◆ SELECTED PASSAGE:
Hannes Bredberg on :

Thanks for the pointers. I'm adding suicide units and elevation to the sim now, because of this post :)

Jay Scott on :

Sure enough, it wasn’t finished. :-)

Joseph Huang on :

Note that a lot of the benefits of sparcraft are negated by the fact that there is no way to extract which moves sparcraft found to be optimal - making the sim slower and more complex for no benefit.

tolmar on :

I'd love to see the different combat simulators benchmarked against each other (and maybe against a total resource cost based one as a control?). So if you ever decide to use it in Steamhammer, maybe post the percent win rate against SparCraft?

Jay Scott on :

It’s a good idea, and I may do it if I find time. Unfortunately win rates are noisy so it would take a ton of games to get good numbers.

tolmar on :

The trick is to try to convince someone else to do all the hard work ;-).

◆ EXTRACTED INFORMATION:
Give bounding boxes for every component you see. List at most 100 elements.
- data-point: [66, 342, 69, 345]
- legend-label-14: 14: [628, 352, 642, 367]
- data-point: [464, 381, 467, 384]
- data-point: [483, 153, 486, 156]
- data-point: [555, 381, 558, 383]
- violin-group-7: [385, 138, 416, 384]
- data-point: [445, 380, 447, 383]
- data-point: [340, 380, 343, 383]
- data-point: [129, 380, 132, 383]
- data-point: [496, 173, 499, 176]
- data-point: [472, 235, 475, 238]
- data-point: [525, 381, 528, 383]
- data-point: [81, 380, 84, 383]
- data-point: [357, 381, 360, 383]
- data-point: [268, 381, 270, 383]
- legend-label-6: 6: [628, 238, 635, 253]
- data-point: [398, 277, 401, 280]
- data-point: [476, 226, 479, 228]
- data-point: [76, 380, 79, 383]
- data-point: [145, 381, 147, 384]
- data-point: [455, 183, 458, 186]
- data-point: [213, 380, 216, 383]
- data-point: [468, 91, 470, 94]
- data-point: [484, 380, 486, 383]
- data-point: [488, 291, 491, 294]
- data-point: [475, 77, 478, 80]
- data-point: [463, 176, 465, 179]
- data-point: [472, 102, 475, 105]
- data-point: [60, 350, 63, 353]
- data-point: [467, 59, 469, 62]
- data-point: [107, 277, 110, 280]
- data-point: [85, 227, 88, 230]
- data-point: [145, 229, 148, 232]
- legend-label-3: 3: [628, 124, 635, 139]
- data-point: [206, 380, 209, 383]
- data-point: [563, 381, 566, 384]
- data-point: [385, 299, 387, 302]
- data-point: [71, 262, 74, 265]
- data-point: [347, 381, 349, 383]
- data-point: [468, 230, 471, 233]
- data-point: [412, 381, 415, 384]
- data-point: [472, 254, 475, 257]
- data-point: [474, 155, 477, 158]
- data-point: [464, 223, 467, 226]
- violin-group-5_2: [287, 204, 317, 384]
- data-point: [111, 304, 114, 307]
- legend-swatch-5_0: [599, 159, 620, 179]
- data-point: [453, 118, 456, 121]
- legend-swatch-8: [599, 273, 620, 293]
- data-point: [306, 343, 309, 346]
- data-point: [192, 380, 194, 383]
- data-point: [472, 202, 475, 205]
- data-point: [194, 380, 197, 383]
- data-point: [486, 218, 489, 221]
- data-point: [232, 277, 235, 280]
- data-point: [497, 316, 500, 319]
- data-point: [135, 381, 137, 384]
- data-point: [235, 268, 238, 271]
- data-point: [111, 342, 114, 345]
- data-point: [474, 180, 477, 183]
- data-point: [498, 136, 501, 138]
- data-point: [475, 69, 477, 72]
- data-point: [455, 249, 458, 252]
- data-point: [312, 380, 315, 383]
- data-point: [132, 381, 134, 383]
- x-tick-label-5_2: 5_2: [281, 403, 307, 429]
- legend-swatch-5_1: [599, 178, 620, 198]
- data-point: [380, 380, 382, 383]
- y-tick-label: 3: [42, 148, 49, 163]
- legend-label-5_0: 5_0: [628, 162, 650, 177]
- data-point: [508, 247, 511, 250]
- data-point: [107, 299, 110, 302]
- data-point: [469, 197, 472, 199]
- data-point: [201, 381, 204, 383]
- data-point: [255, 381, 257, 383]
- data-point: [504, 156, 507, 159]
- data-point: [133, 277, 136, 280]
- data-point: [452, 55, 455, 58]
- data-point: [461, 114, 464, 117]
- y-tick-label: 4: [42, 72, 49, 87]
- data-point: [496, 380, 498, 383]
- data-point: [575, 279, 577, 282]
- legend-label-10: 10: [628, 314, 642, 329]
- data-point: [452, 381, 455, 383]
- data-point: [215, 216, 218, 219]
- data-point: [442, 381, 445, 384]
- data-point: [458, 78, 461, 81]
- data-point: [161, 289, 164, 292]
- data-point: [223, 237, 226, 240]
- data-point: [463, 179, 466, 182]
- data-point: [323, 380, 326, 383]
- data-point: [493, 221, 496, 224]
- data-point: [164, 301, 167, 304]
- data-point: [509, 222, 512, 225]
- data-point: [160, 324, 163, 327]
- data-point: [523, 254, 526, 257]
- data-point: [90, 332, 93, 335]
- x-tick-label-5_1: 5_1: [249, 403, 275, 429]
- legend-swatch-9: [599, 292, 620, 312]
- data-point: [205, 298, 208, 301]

◆ DIRECTIONS: In the comment thread, why does Jay Scott say that benchmarking the combat simulators against each other would require a ton of games? Answer in one to three sentences.

◆ FINAL ANSWER: Win rates are noisy. Because of that, it would take a great many games to get good numbers.